## Material for this exercise
— START —

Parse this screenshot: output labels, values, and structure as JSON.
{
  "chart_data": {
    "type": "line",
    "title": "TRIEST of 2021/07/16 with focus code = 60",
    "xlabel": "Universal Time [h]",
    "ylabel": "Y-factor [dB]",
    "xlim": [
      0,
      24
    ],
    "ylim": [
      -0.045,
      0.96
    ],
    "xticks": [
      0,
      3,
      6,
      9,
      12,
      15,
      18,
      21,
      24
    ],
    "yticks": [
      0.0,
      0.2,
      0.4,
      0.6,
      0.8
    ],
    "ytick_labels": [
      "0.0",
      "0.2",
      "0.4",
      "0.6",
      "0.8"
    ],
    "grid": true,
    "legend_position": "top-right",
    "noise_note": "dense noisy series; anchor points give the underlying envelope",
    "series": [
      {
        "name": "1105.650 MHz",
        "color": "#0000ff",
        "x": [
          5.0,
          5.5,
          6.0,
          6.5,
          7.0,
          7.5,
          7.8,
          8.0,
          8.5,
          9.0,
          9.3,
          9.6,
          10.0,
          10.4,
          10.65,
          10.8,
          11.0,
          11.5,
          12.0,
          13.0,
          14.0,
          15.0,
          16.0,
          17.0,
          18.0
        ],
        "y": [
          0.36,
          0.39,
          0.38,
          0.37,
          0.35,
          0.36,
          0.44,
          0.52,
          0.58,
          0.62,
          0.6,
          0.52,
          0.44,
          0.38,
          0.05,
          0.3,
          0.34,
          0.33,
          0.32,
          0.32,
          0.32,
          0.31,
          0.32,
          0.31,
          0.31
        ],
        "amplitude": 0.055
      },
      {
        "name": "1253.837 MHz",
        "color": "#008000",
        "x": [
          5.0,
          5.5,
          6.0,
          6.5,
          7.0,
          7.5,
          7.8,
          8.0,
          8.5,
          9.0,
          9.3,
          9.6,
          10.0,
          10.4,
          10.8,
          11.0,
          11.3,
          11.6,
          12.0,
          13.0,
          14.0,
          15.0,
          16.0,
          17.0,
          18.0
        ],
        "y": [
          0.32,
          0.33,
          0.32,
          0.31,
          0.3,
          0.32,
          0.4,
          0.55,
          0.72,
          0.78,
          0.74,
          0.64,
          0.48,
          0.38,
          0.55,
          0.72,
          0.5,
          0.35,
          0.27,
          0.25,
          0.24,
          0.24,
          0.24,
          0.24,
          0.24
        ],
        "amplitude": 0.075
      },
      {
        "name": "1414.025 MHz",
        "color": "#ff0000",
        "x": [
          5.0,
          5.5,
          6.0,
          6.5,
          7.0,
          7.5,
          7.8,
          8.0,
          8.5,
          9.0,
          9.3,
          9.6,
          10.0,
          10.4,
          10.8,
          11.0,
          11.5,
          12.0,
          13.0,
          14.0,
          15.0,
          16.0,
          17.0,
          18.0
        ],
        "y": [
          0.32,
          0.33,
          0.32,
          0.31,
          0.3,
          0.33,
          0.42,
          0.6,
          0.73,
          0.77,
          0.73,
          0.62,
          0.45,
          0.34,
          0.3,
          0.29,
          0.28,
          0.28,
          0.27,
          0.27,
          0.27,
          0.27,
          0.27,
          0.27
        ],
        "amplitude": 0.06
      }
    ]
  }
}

— END —

Return the listing above in full, character for character.

Parse this screenshot: output labels, values, and structure as JSON.
{
  "chart_data": {
    "type": "line",
    "title": "TRIEST of 2021/07/16 with focus code = 60",
    "xlabel": "Universal Time [h]",
    "ylabel": "Y-factor [dB]",
    "xlim": [
      0,
      24
    ],
    "ylim": [
      -0.045,
      0.96
    ],
    "xticks": [
      0,
      3,
      6,
      9,
      12,
      15,
      18,
      21,
      24
    ],
    "yticks": [
      0.0,
      0.2,
      0.4,
      0.6,
      0.8
    ],
    "ytick_labels": [
      "0.0",
      "0.2",
      "0.4",
      "0.6",
      "0.8"
    ],
    "grid": true,
    "legend_position": "top-right",
    "noise_note": "dense noisy series; anchor points give the underlying envelope",
    "series": [
      {
        "name": "1105.650 MHz",
        "color": "#0000ff",
        "x": [
          5.0,
          5.5,
          6.0,
          6.5,
          7.0,
          7.5,
          7.8,
          8.0,
          8.5,
          9.0,
          9.3,
          9.6,
          10.0,
          10.4,
          10.65,
          10.8,
          11.0,
          11.5,
          12.0,
          13.0,
          14.0,
          15.0,
          16.0,
          17.0,
          18.0
        ],
        "y": [
          0.36,
          0.39,
          0.38,
          0.37,
          0.35,
          0.36,
          0.44,
          0.52,
          0.58,
          0.62,
          0.6,
          0.52,
          0.44,
          0.38,
          0.05,
          0.3,
          0.34,
          0.33,
          0.32,
          0.32,
          0.32,
          0.31,
          0.32,
          0.31,
          0.31
        ],
        "amplitude": 0.055
      },
      {
        "name": "1253.837 MHz",
        "color": "#008000",
        "x": [
          5.0,
          5.5,
          6.0,
          6.5,
          7.0,
          7.5,
          7.8,
          8.0,
          8.5,
          9.0,
          9.3,
          9.6,
          10.0,
          10.4,
          10.8,
          11.0,
          11.3,
          11.6,
          12.0,
          13.0,
          14.0,
          15.0,
          16.0,
          17.0,
          18.0
        ],
        "y": [
          0.32,
          0.33,
          0.32,
          0.31,
          0.3,
          0.32,
          0.4,
          0.55,
          0.72,
          0.78,
          0.74,
          0.64,
          0.48,
          0.38,
          0.55,
          0.72,
          0.5,
          0.35,
          0.27,
          0.25,
          0.24,
          0.24,
          0.24,
          0.24,
          0.24
        ],
        "amplitude": 0.075
      },
      {
        "name": "1414.025 MHz",
        "color": "#ff0000",
        "x": [
          5.0,
          5.5,
          6.0,
          6.5,
          7.0,
          7.5,
          7.8,
          8.0,
          8.5,
          9.0,
          9.3,
          9.6,
          10.0,
          10.4,
          10.8,
          11.0,
          11.5,
          12.0,
          13.0,
          14.0,
          15.0,
          16.0,
          17.0,
          18.0
        ],
        "y": [
          0.32,
          0.33,
          0.32,
          0.31,
          0.3,
          0.33,
          0.42,
          0.6,
          0.73,
          0.77,
          0.73,
          0.62,
          0.45,
          0.34,
          0.3,
          0.29,
          0.28,
          0.28,
          0.27,
          0.27,
          0.27,
          0.27,
          0.27,
          0.27
        ],
        "amplitude": 0.06
      }
    ]
  }
}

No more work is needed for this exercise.